══ ENTRIES PROVIDED ══
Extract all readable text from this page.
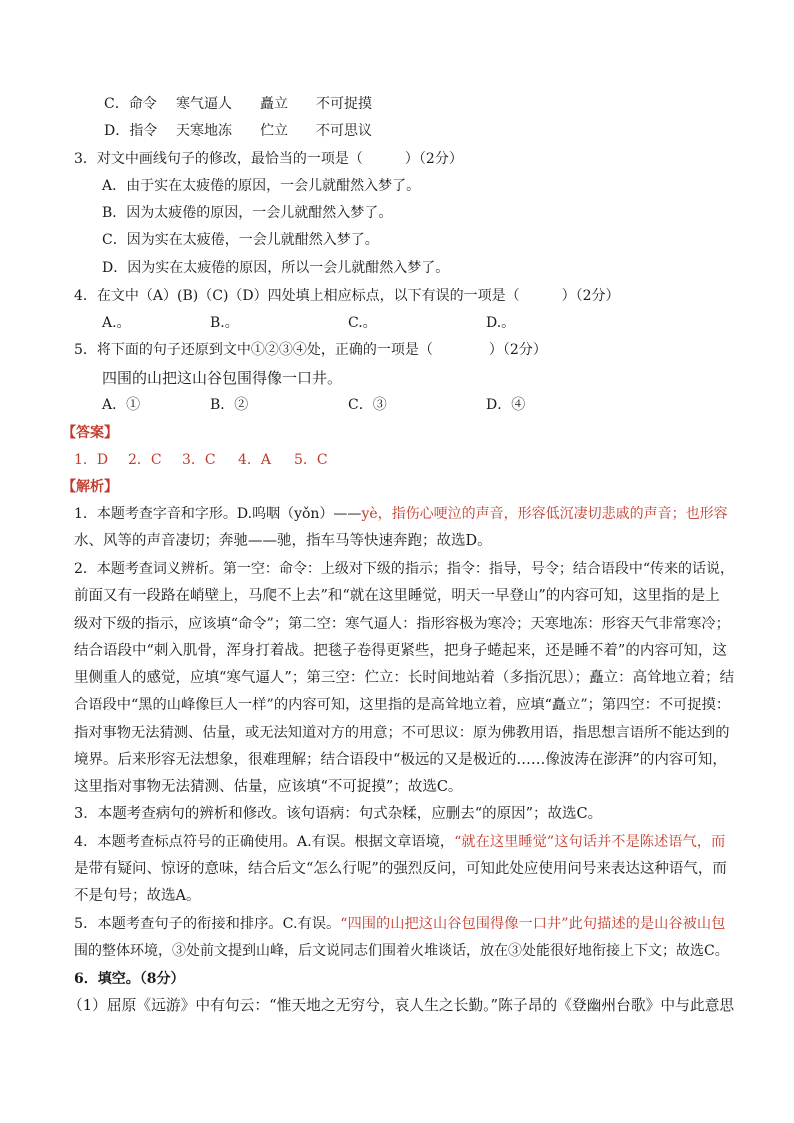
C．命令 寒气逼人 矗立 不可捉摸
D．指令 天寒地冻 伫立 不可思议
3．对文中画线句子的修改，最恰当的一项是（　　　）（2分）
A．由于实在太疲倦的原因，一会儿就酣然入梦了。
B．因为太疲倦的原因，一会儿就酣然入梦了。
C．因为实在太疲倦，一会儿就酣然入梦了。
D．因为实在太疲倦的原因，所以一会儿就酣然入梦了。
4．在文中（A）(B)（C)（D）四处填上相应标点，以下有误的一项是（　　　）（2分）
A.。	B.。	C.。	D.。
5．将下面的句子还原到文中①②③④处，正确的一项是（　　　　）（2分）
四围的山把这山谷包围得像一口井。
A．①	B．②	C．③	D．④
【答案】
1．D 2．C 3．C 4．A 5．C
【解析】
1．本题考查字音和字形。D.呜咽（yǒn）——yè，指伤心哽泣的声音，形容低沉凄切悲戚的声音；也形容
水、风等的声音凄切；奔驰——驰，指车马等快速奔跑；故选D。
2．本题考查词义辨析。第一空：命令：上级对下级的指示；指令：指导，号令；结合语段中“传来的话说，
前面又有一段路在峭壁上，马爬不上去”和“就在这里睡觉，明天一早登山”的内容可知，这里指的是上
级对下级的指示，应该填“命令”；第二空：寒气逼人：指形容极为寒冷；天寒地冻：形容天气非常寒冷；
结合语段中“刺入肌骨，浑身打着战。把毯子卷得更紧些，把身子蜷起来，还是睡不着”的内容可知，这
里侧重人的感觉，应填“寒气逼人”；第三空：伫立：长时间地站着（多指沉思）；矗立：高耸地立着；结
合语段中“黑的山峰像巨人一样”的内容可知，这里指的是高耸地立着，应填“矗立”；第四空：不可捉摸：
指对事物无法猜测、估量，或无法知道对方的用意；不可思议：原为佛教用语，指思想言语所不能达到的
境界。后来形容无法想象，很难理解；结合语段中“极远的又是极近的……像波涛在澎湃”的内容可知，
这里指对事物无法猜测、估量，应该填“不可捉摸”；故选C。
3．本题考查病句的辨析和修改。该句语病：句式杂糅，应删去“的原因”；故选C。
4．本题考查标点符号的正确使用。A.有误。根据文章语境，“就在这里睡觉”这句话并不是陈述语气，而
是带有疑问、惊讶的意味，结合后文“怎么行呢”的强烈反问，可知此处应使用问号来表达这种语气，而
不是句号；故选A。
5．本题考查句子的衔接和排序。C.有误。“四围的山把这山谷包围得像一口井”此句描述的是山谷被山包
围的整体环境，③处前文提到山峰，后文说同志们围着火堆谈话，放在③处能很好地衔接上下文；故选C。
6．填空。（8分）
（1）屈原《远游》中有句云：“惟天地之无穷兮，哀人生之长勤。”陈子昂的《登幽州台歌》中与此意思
═══
▸ **TASK INSTRUCTIONS**
Restate the data above word for word. Skip every picture.

▸ **ANSWER FOR THE TASK**
Extract all readable text from this page.
C．命令 寒气逼人 矗立 不可捉摸
D．指令 天寒地冻 伫立 不可思议
3．对文中画线句子的修改，最恰当的一项是（　　　）（2分）
A．由于实在太疲倦的原因，一会儿就酣然入梦了。
B．因为太疲倦的原因，一会儿就酣然入梦了。
C．因为实在太疲倦，一会儿就酣然入梦了。
D．因为实在太疲倦的原因，所以一会儿就酣然入梦了。
4．在文中（A）(B)（C)（D）四处填上相应标点，以下有误的一项是（　　　）（2分）
A.。	B.。	C.。	D.。
5．将下面的句子还原到文中①②③④处，正确的一项是（　　　　）（2分）
四围的山把这山谷包围得像一口井。
A．①	B．②	C．③	D．④
【答案】
1．D 2．C 3．C 4．A 5．C
【解析】
1．本题考查字音和字形。D.呜咽（yǒn）——yè，指伤心哽泣的声音，形容低沉凄切悲戚的声音；也形容
水、风等的声音凄切；奔驰——驰，指车马等快速奔跑；故选D。
2．本题考查词义辨析。第一空：命令：上级对下级的指示；指令：指导，号令；结合语段中“传来的话说，
前面又有一段路在峭壁上，马爬不上去”和“就在这里睡觉，明天一早登山”的内容可知，这里指的是上
级对下级的指示，应该填“命令”；第二空：寒气逼人：指形容极为寒冷；天寒地冻：形容天气非常寒冷；
结合语段中“刺入肌骨，浑身打着战。把毯子卷得更紧些，把身子蜷起来，还是睡不着”的内容可知，这
里侧重人的感觉，应填“寒气逼人”；第三空：伫立：长时间地站着（多指沉思）；矗立：高耸地立着；结
合语段中“黑的山峰像巨人一样”的内容可知，这里指的是高耸地立着，应填“矗立”；第四空：不可捉摸：
指对事物无法猜测、估量，或无法知道对方的用意；不可思议：原为佛教用语，指思想言语所不能达到的
境界。后来形容无法想象，很难理解；结合语段中“极远的又是极近的……像波涛在澎湃”的内容可知，
这里指对事物无法猜测、估量，应该填“不可捉摸”；故选C。
3．本题考查病句的辨析和修改。该句语病：句式杂糅，应删去“的原因”；故选C。
4．本题考查标点符号的正确使用。A.有误。根据文章语境，“就在这里睡觉”这句话并不是陈述语气，而
是带有疑问、惊讶的意味，结合后文“怎么行呢”的强烈反问，可知此处应使用问号来表达这种语气，而
不是句号；故选A。
5．本题考查句子的衔接和排序。C.有误。“四围的山把这山谷包围得像一口井”此句描述的是山谷被山包
围的整体环境，③处前文提到山峰，后文说同志们围着火堆谈话，放在③处能很好地衔接上下文；故选C。
6．填空。（8分）
（1）屈原《远游》中有句云：“惟天地之无穷兮，哀人生之长勤。”陈子昂的《登幽州台歌》中与此意思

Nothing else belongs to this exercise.